## Start RECORDS TO USE

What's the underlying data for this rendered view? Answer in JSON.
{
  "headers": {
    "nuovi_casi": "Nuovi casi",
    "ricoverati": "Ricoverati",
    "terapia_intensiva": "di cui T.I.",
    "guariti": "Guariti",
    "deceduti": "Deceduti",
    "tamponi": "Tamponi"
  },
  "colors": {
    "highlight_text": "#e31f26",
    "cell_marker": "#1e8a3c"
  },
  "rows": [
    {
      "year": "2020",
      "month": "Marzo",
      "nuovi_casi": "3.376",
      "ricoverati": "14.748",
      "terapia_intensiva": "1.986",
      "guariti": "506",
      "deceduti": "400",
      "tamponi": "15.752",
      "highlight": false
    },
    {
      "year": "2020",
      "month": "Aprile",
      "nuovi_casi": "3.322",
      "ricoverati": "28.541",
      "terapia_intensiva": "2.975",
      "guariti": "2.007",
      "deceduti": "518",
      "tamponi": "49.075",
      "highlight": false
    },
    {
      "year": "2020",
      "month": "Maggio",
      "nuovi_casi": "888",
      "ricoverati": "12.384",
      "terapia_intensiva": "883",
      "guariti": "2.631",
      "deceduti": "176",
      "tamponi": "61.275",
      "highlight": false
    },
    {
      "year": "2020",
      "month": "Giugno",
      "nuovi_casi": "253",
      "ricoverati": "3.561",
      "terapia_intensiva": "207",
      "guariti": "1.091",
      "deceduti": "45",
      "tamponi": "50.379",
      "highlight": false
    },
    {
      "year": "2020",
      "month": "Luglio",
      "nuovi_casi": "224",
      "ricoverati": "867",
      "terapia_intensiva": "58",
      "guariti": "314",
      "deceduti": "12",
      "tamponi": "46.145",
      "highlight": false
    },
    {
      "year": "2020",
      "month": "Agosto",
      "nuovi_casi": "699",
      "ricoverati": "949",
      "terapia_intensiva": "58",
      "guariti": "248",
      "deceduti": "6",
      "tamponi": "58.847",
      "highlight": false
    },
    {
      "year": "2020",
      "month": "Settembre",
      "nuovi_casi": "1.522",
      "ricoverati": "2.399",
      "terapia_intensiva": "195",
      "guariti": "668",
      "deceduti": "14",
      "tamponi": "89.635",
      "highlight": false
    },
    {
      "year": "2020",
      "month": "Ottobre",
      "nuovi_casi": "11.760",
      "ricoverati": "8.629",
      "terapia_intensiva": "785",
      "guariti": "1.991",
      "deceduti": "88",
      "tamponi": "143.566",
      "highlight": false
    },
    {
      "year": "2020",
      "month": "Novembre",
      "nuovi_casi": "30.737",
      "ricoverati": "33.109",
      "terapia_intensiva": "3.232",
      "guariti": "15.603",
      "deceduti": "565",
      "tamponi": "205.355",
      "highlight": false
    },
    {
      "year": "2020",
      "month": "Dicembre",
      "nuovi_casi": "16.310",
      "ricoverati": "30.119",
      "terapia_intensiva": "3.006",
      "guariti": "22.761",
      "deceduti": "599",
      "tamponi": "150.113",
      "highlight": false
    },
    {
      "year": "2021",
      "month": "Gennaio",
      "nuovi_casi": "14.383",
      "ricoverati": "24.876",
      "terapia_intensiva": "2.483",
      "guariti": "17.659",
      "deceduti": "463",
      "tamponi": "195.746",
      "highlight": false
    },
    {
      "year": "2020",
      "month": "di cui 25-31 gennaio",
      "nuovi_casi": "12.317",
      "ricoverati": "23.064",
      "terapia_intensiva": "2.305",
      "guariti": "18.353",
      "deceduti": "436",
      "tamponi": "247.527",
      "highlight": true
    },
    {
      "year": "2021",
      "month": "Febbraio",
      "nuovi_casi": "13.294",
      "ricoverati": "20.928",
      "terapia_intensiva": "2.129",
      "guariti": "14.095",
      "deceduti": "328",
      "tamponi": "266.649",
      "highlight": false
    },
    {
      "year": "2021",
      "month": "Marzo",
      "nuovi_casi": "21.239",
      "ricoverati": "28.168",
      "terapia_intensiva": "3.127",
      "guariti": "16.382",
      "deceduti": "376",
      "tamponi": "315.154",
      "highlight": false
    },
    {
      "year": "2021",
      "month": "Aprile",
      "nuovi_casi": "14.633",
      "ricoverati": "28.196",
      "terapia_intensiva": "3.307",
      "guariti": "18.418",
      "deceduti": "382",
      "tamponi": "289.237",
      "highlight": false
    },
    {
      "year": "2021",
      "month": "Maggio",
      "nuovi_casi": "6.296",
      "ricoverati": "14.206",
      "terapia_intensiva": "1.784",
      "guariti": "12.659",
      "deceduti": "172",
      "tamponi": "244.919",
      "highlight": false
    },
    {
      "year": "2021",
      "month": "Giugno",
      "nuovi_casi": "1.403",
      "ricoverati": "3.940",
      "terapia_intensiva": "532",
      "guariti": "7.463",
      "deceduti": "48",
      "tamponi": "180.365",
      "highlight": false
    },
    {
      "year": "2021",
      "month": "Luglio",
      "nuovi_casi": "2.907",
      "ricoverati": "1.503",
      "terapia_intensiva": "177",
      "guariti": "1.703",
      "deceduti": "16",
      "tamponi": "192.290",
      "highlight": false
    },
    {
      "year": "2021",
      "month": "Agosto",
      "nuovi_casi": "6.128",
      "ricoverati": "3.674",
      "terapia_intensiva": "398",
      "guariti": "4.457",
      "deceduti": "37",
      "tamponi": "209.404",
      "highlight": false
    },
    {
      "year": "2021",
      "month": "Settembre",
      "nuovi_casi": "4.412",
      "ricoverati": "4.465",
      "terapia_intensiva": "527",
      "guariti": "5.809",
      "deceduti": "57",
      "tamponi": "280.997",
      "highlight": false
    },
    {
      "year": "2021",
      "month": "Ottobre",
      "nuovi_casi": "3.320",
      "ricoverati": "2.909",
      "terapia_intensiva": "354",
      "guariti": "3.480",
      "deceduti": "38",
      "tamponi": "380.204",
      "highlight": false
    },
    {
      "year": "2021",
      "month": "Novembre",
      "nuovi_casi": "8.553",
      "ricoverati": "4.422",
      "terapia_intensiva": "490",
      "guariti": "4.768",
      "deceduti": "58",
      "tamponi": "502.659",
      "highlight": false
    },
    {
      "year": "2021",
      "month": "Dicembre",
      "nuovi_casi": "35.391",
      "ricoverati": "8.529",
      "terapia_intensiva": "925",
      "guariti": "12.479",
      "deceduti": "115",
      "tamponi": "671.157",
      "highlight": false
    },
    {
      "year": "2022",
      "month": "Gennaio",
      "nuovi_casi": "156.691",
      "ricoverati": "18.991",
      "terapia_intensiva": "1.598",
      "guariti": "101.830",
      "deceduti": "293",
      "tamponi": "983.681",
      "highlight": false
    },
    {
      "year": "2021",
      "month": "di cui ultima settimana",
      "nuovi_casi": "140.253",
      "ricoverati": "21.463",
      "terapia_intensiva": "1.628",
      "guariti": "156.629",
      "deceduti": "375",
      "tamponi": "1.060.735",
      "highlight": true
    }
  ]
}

## End RECORDS TO USE

* **INSTRUCTIONS TO FOLLOW**:
Go through the records above and set each one down exactly, please.

* **REPLY TO THE TASK**:
What's the underlying data for this rendered view? Answer in JSON.
{
  "headers": {
    "nuovi_casi": "Nuovi casi",
    "ricoverati": "Ricoverati",
    "terapia_intensiva": "di cui T.I.",
    "guariti": "Guariti",
    "deceduti": "Deceduti",
    "tamponi": "Tamponi"
  },
  "colors": {
    "highlight_text": "#e31f26",
    "cell_marker": "#1e8a3c"
  },
  "rows": [
    {
      "year": "2020",
      "month": "Marzo",
      "nuovi_casi": "3.376",
      "ricoverati": "14.748",
      "terapia_intensiva": "1.986",
      "guariti": "506",
      "deceduti": "400",
      "tamponi": "15.752",
      "highlight": false
    },
    {
      "year": "2020",
      "month": "Aprile",
      "nuovi_casi": "3.322",
      "ricoverati": "28.541",
      "terapia_intensiva": "2.975",
      "guariti": "2.007",
      "deceduti": "518",
      "tamponi": "49.075",
      "highlight": false
    },
    {
      "year": "2020",
      "month": "Maggio",
      "nuovi_casi": "888",
      "ricoverati": "12.384",
      "terapia_intensiva": "883",
      "guariti": "2.631",
      "deceduti": "176",
      "tamponi": "61.275",
      "highlight": false
    },
    {
      "year": "2020",
      "month": "Giugno",
      "nuovi_casi": "253",
      "ricoverati": "3.561",
      "terapia_intensiva": "207",
      "guariti": "1.091",
      "deceduti": "45",
      "tamponi": "50.379",
      "highlight": false
    },
    {
      "year": "2020",
      "month": "Luglio",
      "nuovi_casi": "224",
      "ricoverati": "867",
      "terapia_intensiva": "58",
      "guariti": "314",
      "deceduti": "12",
      "tamponi": "46.145",
      "highlight": false
    },
    {
      "year": "2020",
      "month": "Agosto",
      "nuovi_casi": "699",
      "ricoverati": "949",
      "terapia_intensiva": "58",
      "guariti": "248",
      "deceduti": "6",
      "tamponi": "58.847",
      "highlight": false
    },
    {
      "year": "2020",
      "month": "Settembre",
      "nuovi_casi": "1.522",
      "ricoverati": "2.399",
      "terapia_intensiva": "195",
      "guariti": "668",
      "deceduti": "14",
      "tamponi": "89.635",
      "highlight": false
    },
    {
      "year": "2020",
      "month": "Ottobre",
      "nuovi_casi": "11.760",
      "ricoverati": "8.629",
      "terapia_intensiva": "785",
      "guariti": "1.991",
      "deceduti": "88",
      "tamponi": "143.566",
      "highlight": false
    },
    {
      "year": "2020",
      "month": "Novembre",
      "nuovi_casi": "30.737",
      "ricoverati": "33.109",
      "terapia_intensiva": "3.232",
      "guariti": "15.603",
      "deceduti": "565",
      "tamponi": "205.355",
      "highlight": false
    },
    {
      "year": "2020",
      "month": "Dicembre",
      "nuovi_casi": "16.310",
      "ricoverati": "30.119",
      "terapia_intensiva": "3.006",
      "guariti": "22.761",
      "deceduti": "599",
      "tamponi": "150.113",
      "highlight": false
    },
    {
      "year": "2021",
      "month": "Gennaio",
      "nuovi_casi": "14.383",
      "ricoverati": "24.876",
      "terapia_intensiva": "2.483",
      "guariti": "17.659",
      "deceduti": "463",
      "tamponi": "195.746",
      "highlight": false
    },
    {
      "year": "2020",
      "month": "di cui 25-31 gennaio",
      "nuovi_casi": "12.317",
      "ricoverati": "23.064",
      "terapia_intensiva": "2.305",
      "guariti": "18.353",
      "deceduti": "436",
      "tamponi": "247.527",
      "highlight": true
    },
    {
      "year": "2021",
      "month": "Febbraio",
      "nuovi_casi": "13.294",
      "ricoverati": "20.928",
      "terapia_intensiva": "2.129",
      "guariti": "14.095",
      "deceduti": "328",
      "tamponi": "266.649",
      "highlight": false
    },
    {
      "year": "2021",
      "month": "Marzo",
      "nuovi_casi": "21.239",
      "ricoverati": "28.168",
      "terapia_intensiva": "3.127",
      "guariti": "16.382",
      "deceduti": "376",
      "tamponi": "315.154",
      "highlight": false
    },
    {
      "year": "2021",
      "month": "Aprile",
      "nuovi_casi": "14.633",
      "ricoverati": "28.196",
      "terapia_intensiva": "3.307",
      "guariti": "18.418",
      "deceduti": "382",
      "tamponi": "289.237",
      "highlight": false
    },
    {
      "year": "2021",
      "month": "Maggio",
      "nuovi_casi": "6.296",
      "ricoverati": "14.206",
      "terapia_intensiva": "1.784",
      "guariti": "12.659",
      "deceduti": "172",
      "tamponi": "244.919",
      "highlight": false
    },
    {
      "year": "2021",
      "month": "Giugno",
      "nuovi_casi": "1.403",
      "ricoverati": "3.940",
      "terapia_intensiva": "532",
      "guariti": "7.463",
      "deceduti": "48",
      "tamponi": "180.365",
      "highlight": false
    },
    {
      "year": "2021",
      "month": "Luglio",
      "nuovi_casi": "2.907",
      "ricoverati": "1.503",
      "terapia_intensiva": "177",
      "guariti": "1.703",
      "deceduti": "16",
      "tamponi": "192.290",
      "highlight": false
    },
    {
      "year": "2021",
      "month": "Agosto",
      "nuovi_casi": "6.128",
      "ricoverati": "3.674",
      "terapia_intensiva": "398",
      "guariti": "4.457",
      "deceduti": "37",
      "tamponi": "209.404",
      "highlight": false
    },
    {
      "year": "2021",
      "month": "Settembre",
      "nuovi_casi": "4.412",
      "ricoverati": "4.465",
      "terapia_intensiva": "527",
      "guariti": "5.809",
      "deceduti": "57",
      "tamponi": "280.997",
      "highlight": false
    },
    {
      "year": "2021",
      "month": "Ottobre",
      "nuovi_casi": "3.320",
      "ricoverati": "2.909",
      "terapia_intensiva": "354",
      "guariti": "3.480",
      "deceduti": "38",
      "tamponi": "380.204",
      "highlight": false
    },
    {
      "year": "2021",
      "month": "Novembre",
      "nuovi_casi": "8.553",
      "ricoverati": "4.422",
      "terapia_intensiva": "490",
      "guariti": "4.768",
      "deceduti": "58",
      "tamponi": "502.659",
      "highlight": false
    },
    {
      "year": "2021",
      "month": "Dicembre",
      "nuovi_casi": "35.391",
      "ricoverati": "8.529",
      "terapia_intensiva": "925",
      "guariti": "12.479",
      "deceduti": "115",
      "tamponi": "671.157",
      "highlight": false
    },
    {
      "year": "2022",
      "month": "Gennaio",
      "nuovi_casi": "156.691",
      "ricoverati": "18.991",
      "terapia_intensiva": "1.598",
      "guariti": "101.830",
      "deceduti": "293",
      "tamponi": "983.681",
      "highlight": false
    },
    {
      "year": "2021",
      "month": "di cui ultima settimana",
      "nuovi_casi": "140.253",
      "ricoverati": "21.463",
      "terapia_intensiva": "1.628",
      "guariti": "156.629",
      "deceduti": "375",
      "tamponi": "1.060.735",
      "highlight": true
    }
  ]
}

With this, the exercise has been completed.